EXERCISE MATERIAL
◆ ◆ ◆ ◆
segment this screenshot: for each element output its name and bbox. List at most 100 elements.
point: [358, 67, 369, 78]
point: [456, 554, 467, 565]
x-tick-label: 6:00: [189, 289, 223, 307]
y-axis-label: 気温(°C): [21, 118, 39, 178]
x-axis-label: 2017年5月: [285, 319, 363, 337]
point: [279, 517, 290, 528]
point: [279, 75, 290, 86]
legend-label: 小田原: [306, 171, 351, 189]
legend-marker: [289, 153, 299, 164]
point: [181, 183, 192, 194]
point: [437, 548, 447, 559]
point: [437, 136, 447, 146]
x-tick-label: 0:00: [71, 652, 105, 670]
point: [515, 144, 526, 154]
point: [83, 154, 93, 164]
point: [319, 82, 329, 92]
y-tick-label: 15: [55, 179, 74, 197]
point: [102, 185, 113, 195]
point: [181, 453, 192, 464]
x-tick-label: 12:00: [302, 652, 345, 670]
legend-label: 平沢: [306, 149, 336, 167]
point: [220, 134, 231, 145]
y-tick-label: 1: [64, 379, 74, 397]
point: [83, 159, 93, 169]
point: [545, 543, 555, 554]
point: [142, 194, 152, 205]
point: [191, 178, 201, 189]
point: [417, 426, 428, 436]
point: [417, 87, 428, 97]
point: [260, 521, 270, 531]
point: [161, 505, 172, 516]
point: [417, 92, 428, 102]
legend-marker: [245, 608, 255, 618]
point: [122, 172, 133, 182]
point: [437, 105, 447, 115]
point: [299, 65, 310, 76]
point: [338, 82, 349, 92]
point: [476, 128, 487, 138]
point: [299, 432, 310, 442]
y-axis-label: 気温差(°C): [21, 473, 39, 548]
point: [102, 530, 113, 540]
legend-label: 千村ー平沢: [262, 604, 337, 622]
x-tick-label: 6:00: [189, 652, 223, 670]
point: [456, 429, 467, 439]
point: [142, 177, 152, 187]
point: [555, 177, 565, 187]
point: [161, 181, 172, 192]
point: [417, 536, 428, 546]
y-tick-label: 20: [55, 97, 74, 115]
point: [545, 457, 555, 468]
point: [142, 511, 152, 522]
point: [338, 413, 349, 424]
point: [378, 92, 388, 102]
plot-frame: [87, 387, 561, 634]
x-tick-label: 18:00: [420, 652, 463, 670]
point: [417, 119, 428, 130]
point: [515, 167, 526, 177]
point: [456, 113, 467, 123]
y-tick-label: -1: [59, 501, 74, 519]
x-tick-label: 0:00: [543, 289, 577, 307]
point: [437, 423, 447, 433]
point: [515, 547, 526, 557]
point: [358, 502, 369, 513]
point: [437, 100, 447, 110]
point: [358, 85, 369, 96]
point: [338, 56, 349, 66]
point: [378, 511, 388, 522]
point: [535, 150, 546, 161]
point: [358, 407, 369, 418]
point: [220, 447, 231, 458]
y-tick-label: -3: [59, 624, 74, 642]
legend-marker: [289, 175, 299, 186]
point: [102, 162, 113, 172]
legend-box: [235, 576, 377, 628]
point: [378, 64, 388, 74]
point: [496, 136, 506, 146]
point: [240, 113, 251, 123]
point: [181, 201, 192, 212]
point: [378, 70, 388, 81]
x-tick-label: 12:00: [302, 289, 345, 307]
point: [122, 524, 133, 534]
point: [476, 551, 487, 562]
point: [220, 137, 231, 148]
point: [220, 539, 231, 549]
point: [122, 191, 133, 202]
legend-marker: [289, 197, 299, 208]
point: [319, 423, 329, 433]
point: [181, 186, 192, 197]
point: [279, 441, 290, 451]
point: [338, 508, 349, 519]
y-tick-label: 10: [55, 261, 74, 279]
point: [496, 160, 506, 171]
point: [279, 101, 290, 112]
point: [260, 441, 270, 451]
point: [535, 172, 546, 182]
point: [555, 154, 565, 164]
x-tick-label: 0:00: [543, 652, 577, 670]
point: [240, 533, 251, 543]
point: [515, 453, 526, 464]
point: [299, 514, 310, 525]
◆ ◆ ◆ ◆
SET PROBLEM
Return each line of the records that contains the string "legend".

SOLUTION TO THIS TASK
legend-label: 小田原: [306, 171, 351, 189]
legend-marker: [289, 153, 299, 164]
legend-label: 平沢: [306, 149, 336, 167]
legend-marker: [245, 608, 255, 618]
legend-label: 千村ー平沢: [262, 604, 337, 622]
legend-marker: [289, 175, 299, 186]
legend-box: [235, 576, 377, 628]
legend-marker: [289, 197, 299, 208]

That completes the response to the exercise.